### What this task involves
Identify the lines bearing the string "JSON" and gather them.

— Start of Record excerpts —

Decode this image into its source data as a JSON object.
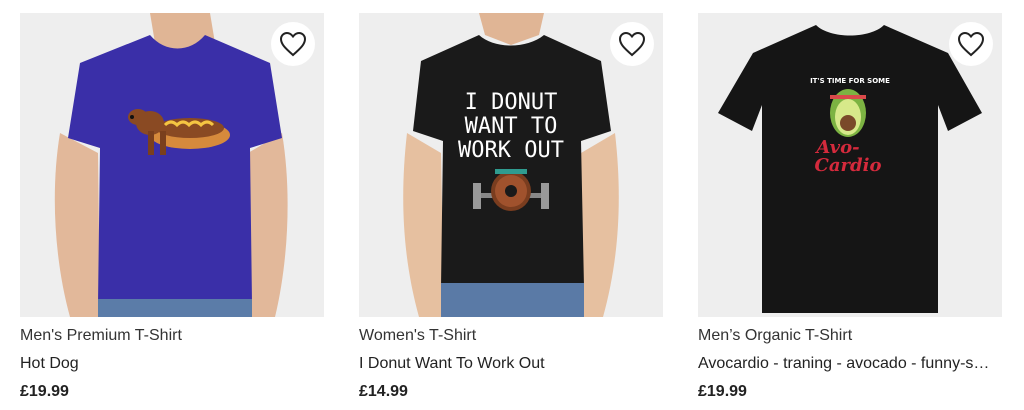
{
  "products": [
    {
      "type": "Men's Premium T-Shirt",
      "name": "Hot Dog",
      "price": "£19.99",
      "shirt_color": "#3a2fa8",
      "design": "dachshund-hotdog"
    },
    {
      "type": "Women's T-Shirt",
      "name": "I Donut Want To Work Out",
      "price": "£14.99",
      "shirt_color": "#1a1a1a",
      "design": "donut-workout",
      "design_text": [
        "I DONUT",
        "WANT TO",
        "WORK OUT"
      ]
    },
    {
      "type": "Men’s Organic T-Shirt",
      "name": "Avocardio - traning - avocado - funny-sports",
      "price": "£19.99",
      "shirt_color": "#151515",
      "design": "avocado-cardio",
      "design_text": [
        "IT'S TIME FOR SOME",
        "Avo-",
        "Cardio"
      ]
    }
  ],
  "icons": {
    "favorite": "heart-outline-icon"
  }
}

— End of Record excerpts —
— Start of Record excerpts —

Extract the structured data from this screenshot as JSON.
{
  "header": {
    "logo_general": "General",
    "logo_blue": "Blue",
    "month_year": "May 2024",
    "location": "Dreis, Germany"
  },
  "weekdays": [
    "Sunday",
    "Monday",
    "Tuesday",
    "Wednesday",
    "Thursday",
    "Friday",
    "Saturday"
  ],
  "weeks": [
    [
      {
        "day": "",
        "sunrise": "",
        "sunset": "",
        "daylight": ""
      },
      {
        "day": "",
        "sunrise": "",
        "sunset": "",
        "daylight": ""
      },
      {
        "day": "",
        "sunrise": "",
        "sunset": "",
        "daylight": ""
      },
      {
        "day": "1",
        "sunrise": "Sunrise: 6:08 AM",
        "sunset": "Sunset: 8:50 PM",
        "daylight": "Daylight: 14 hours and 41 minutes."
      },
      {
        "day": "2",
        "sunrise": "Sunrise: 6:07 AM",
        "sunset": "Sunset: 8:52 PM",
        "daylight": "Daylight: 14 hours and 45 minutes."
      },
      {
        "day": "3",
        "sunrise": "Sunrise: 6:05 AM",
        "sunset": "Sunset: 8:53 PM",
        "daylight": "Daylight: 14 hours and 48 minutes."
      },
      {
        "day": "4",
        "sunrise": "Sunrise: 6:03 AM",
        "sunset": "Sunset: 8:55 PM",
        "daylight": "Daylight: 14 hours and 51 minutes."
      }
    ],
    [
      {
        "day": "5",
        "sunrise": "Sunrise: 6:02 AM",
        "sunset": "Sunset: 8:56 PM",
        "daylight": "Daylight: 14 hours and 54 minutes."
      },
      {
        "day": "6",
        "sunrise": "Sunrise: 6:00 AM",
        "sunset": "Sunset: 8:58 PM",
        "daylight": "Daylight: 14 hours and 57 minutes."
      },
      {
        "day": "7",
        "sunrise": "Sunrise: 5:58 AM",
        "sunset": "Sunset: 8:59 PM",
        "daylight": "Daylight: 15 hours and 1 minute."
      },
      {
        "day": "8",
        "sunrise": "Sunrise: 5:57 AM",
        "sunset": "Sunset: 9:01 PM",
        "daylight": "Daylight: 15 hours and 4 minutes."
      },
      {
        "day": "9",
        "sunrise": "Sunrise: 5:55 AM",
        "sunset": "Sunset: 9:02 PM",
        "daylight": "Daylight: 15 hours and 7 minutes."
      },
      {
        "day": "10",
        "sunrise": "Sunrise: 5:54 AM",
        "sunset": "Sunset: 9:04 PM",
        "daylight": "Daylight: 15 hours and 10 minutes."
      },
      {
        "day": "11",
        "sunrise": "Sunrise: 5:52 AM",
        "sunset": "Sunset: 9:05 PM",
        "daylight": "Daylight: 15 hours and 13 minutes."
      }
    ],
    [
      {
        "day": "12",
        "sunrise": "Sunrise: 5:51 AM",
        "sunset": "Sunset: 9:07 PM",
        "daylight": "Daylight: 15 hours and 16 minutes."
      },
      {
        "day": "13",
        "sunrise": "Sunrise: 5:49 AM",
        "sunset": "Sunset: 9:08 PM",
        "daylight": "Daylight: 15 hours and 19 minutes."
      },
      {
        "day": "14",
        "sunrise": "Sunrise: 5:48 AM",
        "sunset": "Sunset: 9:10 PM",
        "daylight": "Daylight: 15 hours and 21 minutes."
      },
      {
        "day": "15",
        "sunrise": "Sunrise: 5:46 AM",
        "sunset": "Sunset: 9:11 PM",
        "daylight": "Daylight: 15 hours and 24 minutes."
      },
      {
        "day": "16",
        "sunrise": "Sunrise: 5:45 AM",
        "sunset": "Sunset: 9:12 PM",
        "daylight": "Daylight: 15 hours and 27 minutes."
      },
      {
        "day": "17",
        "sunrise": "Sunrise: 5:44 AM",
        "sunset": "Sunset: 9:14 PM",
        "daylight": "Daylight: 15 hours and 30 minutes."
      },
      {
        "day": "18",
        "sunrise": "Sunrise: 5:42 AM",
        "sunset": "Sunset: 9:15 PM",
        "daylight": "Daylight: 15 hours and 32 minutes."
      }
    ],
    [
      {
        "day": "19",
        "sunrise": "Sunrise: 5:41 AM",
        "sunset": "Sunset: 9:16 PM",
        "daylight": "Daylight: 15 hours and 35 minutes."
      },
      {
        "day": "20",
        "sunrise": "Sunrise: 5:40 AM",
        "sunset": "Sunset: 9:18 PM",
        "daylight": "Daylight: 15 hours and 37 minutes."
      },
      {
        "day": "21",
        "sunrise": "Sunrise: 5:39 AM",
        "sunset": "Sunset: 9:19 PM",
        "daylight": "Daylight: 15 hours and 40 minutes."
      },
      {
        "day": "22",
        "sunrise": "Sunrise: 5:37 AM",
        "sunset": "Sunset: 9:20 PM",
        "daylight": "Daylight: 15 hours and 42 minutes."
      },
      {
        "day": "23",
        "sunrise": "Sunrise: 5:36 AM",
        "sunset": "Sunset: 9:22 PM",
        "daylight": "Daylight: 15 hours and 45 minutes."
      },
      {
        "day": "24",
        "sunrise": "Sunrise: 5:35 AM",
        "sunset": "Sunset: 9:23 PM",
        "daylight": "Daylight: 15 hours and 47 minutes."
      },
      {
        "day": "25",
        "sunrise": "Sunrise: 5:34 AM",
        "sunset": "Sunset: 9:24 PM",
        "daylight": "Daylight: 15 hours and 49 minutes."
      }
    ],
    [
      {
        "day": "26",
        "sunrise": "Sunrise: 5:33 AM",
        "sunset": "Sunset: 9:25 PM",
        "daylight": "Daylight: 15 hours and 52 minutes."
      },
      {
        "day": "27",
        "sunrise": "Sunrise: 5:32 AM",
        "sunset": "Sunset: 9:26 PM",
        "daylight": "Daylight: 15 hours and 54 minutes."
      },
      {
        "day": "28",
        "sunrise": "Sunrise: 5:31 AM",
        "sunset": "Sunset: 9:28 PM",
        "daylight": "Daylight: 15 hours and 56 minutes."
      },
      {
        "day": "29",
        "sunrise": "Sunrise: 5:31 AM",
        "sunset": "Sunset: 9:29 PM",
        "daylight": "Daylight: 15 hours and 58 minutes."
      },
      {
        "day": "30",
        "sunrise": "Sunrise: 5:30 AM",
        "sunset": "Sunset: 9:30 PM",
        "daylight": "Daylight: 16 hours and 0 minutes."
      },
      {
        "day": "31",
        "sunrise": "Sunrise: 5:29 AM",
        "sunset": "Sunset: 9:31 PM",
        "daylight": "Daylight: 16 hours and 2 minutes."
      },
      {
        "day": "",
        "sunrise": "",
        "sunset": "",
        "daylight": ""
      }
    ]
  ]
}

— End of Record excerpts —

### Full output
Decode this image into its source data as a JSON object.
Extract the structured data from this screenshot as JSON.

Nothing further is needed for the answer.